- Given request:
Write out the listing beneath this instruction in its entirety, exactly as it reads.

- Records for the task:
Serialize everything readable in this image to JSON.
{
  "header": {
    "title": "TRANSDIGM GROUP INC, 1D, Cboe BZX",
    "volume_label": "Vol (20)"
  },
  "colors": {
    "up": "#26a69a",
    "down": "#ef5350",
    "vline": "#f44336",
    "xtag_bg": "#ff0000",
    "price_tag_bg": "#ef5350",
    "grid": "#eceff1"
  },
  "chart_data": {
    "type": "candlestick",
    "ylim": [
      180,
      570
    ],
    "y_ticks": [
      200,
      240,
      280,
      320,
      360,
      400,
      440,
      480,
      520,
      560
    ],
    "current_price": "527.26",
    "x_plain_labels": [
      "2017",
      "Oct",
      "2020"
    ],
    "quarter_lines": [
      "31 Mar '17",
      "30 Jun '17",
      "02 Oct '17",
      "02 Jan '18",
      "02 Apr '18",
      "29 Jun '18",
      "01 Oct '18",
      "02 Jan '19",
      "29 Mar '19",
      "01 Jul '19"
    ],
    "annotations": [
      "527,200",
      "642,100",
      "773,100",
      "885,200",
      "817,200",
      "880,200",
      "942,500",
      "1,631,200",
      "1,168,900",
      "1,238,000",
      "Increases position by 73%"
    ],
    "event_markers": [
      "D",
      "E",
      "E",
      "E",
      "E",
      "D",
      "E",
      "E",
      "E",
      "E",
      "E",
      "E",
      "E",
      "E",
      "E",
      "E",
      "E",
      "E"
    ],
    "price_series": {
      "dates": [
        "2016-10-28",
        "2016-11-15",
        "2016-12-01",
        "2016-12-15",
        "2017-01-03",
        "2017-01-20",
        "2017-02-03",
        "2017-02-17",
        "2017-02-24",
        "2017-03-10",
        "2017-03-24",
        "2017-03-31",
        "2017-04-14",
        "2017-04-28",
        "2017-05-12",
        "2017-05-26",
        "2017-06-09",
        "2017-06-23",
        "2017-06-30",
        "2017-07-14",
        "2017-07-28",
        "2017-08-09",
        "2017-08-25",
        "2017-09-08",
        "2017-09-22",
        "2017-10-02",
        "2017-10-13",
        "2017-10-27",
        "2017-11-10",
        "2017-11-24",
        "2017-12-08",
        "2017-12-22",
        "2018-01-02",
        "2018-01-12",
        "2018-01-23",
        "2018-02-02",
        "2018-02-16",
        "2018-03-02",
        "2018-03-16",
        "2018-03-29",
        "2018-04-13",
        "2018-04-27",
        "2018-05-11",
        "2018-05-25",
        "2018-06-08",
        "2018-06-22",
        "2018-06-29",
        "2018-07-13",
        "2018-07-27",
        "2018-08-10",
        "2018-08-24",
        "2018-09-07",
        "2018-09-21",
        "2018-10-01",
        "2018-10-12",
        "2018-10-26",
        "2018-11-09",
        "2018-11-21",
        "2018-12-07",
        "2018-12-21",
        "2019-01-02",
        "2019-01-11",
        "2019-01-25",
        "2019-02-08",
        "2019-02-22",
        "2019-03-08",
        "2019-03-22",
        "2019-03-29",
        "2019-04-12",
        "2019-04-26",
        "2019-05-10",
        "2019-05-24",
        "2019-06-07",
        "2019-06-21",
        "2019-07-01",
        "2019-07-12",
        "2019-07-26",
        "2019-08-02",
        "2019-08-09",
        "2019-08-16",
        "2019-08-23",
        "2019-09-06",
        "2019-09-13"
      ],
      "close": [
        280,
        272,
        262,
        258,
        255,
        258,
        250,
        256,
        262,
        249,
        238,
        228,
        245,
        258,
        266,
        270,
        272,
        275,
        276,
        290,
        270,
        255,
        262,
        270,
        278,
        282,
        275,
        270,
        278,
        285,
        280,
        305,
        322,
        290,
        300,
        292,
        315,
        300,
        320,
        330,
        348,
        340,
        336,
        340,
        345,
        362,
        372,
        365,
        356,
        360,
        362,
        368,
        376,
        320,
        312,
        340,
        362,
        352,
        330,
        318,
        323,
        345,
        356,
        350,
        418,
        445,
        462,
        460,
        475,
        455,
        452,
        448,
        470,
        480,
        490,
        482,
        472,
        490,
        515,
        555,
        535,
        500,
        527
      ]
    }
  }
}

- Result of this task:
Serialize everything readable in this image to JSON.
{
  "header": {
    "title": "TRANSDIGM GROUP INC, 1D, Cboe BZX",
    "volume_label": "Vol (20)"
  },
  "colors": {
    "up": "#26a69a",
    "down": "#ef5350",
    "vline": "#f44336",
    "xtag_bg": "#ff0000",
    "price_tag_bg": "#ef5350",
    "grid": "#eceff1"
  },
  "chart_data": {
    "type": "candlestick",
    "ylim": [
      180,
      570
    ],
    "y_ticks": [
      200,
      240,
      280,
      320,
      360,
      400,
      440,
      480,
      520,
      560
    ],
    "current_price": "527.26",
    "x_plain_labels": [
      "2017",
      "Oct",
      "2020"
    ],
    "quarter_lines": [
      "31 Mar '17",
      "30 Jun '17",
      "02 Oct '17",
      "02 Jan '18",
      "02 Apr '18",
      "29 Jun '18",
      "01 Oct '18",
      "02 Jan '19",
      "29 Mar '19",
      "01 Jul '19"
    ],
    "annotations": [
      "527,200",
      "642,100",
      "773,100",
      "885,200",
      "817,200",
      "880,200",
      "942,500",
      "1,631,200",
      "1,168,900",
      "1,238,000",
      "Increases position by 73%"
    ],
    "event_markers": [
      "D",
      "E",
      "E",
      "E",
      "E",
      "D",
      "E",
      "E",
      "E",
      "E",
      "E",
      "E",
      "E",
      "E",
      "E",
      "E",
      "E",
      "E"
    ],
    "price_series": {
      "dates": [
        "2016-10-28",
        "2016-11-15",
        "2016-12-01",
        "2016-12-15",
        "2017-01-03",
        "2017-01-20",
        "2017-02-03",
        "2017-02-17",
        "2017-02-24",
        "2017-03-10",
        "2017-03-24",
        "2017-03-31",
        "2017-04-14",
        "2017-04-28",
        "2017-05-12",
        "2017-05-26",
        "2017-06-09",
        "2017-06-23",
        "2017-06-30",
        "2017-07-14",
        "2017-07-28",
        "2017-08-09",
        "2017-08-25",
        "2017-09-08",
        "2017-09-22",
        "2017-10-02",
        "2017-10-13",
        "2017-10-27",
        "2017-11-10",
        "2017-11-24",
        "2017-12-08",
        "2017-12-22",
        "2018-01-02",
        "2018-01-12",
        "2018-01-23",
        "2018-02-02",
        "2018-02-16",
        "2018-03-02",
        "2018-03-16",
        "2018-03-29",
        "2018-04-13",
        "2018-04-27",
        "2018-05-11",
        "2018-05-25",
        "2018-06-08",
        "2018-06-22",
        "2018-06-29",
        "2018-07-13",
        "2018-07-27",
        "2018-08-10",
        "2018-08-24",
        "2018-09-07",
        "2018-09-21",
        "2018-10-01",
        "2018-10-12",
        "2018-10-26",
        "2018-11-09",
        "2018-11-21",
        "2018-12-07",
        "2018-12-21",
        "2019-01-02",
        "2019-01-11",
        "2019-01-25",
        "2019-02-08",
        "2019-02-22",
        "2019-03-08",
        "2019-03-22",
        "2019-03-29",
        "2019-04-12",
        "2019-04-26",
        "2019-05-10",
        "2019-05-24",
        "2019-06-07",
        "2019-06-21",
        "2019-07-01",
        "2019-07-12",
        "2019-07-26",
        "2019-08-02",
        "2019-08-09",
        "2019-08-16",
        "2019-08-23",
        "2019-09-06",
        "2019-09-13"
      ],
      "close": [
        280,
        272,
        262,
        258,
        255,
        258,
        250,
        256,
        262,
        249,
        238,
        228,
        245,
        258,
        266,
        270,
        272,
        275,
        276,
        290,
        270,
        255,
        262,
        270,
        278,
        282,
        275,
        270,
        278,
        285,
        280,
        305,
        322,
        290,
        300,
        292,
        315,
        300,
        320,
        330,
        348,
        340,
        336,
        340,
        345,
        362,
        372,
        365,
        356,
        360,
        362,
        368,
        376,
        320,
        312,
        340,
        362,
        352,
        330,
        318,
        323,
        345,
        356,
        350,
        418,
        445,
        462,
        460,
        475,
        455,
        452,
        448,
        470,
        480,
        490,
        482,
        472,
        490,
        515,
        555,
        535,
        500,
        527
      ]
    }
  }
}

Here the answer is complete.